TASK OBJECTIVE:
Give every line again exactly as it appears, please, but not the pictures.

Dataset records:

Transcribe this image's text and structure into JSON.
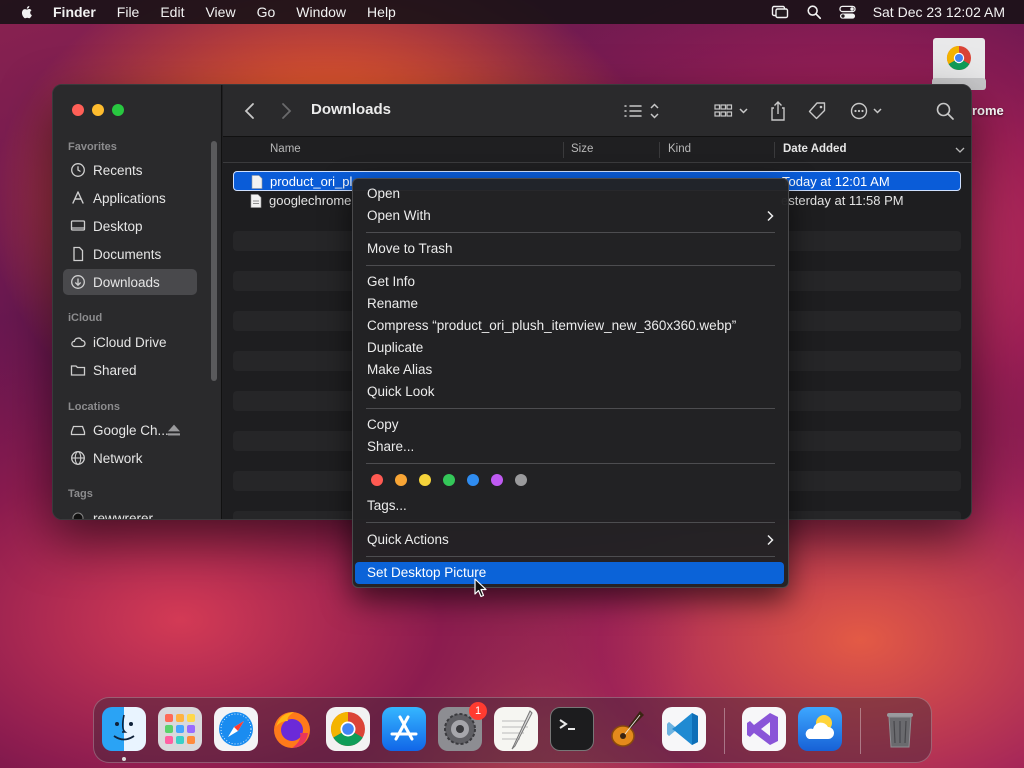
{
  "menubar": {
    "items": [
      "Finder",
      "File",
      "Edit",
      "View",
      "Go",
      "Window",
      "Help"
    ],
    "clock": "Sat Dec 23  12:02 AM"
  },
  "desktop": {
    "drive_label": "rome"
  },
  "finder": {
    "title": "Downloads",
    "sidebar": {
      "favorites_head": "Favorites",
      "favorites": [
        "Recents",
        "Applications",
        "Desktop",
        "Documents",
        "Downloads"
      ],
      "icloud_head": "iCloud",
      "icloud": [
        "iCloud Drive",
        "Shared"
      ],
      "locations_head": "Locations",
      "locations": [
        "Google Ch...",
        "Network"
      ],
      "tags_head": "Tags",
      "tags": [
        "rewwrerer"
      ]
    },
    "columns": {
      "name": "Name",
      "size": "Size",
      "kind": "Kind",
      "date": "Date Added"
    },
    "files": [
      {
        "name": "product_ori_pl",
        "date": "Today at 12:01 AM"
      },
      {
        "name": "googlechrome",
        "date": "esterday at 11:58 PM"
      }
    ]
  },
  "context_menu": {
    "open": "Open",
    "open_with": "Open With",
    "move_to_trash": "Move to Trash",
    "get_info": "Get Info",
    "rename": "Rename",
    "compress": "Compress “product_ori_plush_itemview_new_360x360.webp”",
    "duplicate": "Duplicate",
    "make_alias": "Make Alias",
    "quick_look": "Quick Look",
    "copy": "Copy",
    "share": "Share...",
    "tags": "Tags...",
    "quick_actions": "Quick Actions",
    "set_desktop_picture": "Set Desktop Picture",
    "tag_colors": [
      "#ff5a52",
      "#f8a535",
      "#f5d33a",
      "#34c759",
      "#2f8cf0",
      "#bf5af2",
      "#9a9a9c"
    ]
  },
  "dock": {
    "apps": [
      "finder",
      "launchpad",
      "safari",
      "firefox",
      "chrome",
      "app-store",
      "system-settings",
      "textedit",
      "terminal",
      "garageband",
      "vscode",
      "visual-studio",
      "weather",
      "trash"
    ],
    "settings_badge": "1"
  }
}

IN RESPONSE:
Transcribe this image's text and structure into JSON.
{
  "menubar": {
    "items": [
      "Finder",
      "File",
      "Edit",
      "View",
      "Go",
      "Window",
      "Help"
    ],
    "clock": "Sat Dec 23  12:02 AM"
  },
  "desktop": {
    "drive_label": "rome"
  },
  "finder": {
    "title": "Downloads",
    "sidebar": {
      "favorites_head": "Favorites",
      "favorites": [
        "Recents",
        "Applications",
        "Desktop",
        "Documents",
        "Downloads"
      ],
      "icloud_head": "iCloud",
      "icloud": [
        "iCloud Drive",
        "Shared"
      ],
      "locations_head": "Locations",
      "locations": [
        "Google Ch...",
        "Network"
      ],
      "tags_head": "Tags",
      "tags": [
        "rewwrerer"
      ]
    },
    "columns": {
      "name": "Name",
      "size": "Size",
      "kind": "Kind",
      "date": "Date Added"
    },
    "files": [
      {
        "name": "product_ori_pl",
        "date": "Today at 12:01 AM"
      },
      {
        "name": "googlechrome",
        "date": "esterday at 11:58 PM"
      }
    ]
  },
  "context_menu": {
    "open": "Open",
    "open_with": "Open With",
    "move_to_trash": "Move to Trash",
    "get_info": "Get Info",
    "rename": "Rename",
    "compress": "Compress “product_ori_plush_itemview_new_360x360.webp”",
    "duplicate": "Duplicate",
    "make_alias": "Make Alias",
    "quick_look": "Quick Look",
    "copy": "Copy",
    "share": "Share...",
    "tags": "Tags...",
    "quick_actions": "Quick Actions",
    "set_desktop_picture": "Set Desktop Picture",
    "tag_colors": [
      "#ff5a52",
      "#f8a535",
      "#f5d33a",
      "#34c759",
      "#2f8cf0",
      "#bf5af2",
      "#9a9a9c"
    ]
  },
  "dock": {
    "apps": [
      "finder",
      "launchpad",
      "safari",
      "firefox",
      "chrome",
      "app-store",
      "system-settings",
      "textedit",
      "terminal",
      "garageband",
      "vscode",
      "visual-studio",
      "weather",
      "trash"
    ],
    "settings_badge": "1"
  }
}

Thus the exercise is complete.